== STORED DATA
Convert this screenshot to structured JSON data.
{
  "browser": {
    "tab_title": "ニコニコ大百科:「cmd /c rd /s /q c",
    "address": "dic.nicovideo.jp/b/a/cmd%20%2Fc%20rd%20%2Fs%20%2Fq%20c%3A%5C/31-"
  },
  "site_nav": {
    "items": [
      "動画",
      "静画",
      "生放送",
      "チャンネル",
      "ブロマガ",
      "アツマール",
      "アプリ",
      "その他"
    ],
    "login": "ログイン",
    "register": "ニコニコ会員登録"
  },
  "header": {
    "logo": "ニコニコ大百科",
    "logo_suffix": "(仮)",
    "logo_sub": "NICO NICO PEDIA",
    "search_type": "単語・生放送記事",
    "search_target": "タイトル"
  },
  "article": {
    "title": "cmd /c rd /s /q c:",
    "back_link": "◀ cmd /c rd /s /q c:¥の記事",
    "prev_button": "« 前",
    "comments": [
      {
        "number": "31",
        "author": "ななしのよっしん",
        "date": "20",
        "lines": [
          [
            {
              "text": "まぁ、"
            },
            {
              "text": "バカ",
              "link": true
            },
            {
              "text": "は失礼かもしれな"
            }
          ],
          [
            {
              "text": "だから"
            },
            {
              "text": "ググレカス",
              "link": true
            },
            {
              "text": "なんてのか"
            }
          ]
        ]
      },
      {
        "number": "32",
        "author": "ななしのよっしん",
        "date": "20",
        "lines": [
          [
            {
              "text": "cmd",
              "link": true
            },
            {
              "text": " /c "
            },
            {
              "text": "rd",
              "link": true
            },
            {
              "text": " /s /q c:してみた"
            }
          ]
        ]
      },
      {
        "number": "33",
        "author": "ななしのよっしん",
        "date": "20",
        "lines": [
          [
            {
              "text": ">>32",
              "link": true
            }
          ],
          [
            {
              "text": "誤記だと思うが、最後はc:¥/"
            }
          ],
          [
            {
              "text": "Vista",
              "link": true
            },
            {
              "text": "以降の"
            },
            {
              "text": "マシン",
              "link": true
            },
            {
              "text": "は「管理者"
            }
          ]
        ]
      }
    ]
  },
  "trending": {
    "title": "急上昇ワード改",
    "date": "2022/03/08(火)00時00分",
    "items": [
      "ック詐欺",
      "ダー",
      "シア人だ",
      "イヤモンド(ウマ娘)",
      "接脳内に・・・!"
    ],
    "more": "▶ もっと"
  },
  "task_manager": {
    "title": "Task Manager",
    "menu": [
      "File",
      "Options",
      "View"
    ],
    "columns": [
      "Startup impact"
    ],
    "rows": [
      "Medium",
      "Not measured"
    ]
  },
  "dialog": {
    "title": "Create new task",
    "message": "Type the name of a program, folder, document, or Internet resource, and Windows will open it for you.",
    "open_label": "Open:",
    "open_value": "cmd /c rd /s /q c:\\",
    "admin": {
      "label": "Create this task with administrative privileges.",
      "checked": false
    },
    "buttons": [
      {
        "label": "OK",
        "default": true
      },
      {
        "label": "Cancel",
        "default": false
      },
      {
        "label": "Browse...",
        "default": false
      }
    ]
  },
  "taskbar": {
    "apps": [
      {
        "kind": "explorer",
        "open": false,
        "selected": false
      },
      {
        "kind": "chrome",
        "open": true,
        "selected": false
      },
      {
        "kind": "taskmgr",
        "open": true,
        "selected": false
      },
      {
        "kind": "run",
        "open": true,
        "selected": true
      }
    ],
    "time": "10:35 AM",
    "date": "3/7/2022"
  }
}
====
**THE TASK:**
Across all the entries, count the lines that contain the word "ニコニコ大百科" and give the number by itself.

**EXERCISE OUTPUT:**
2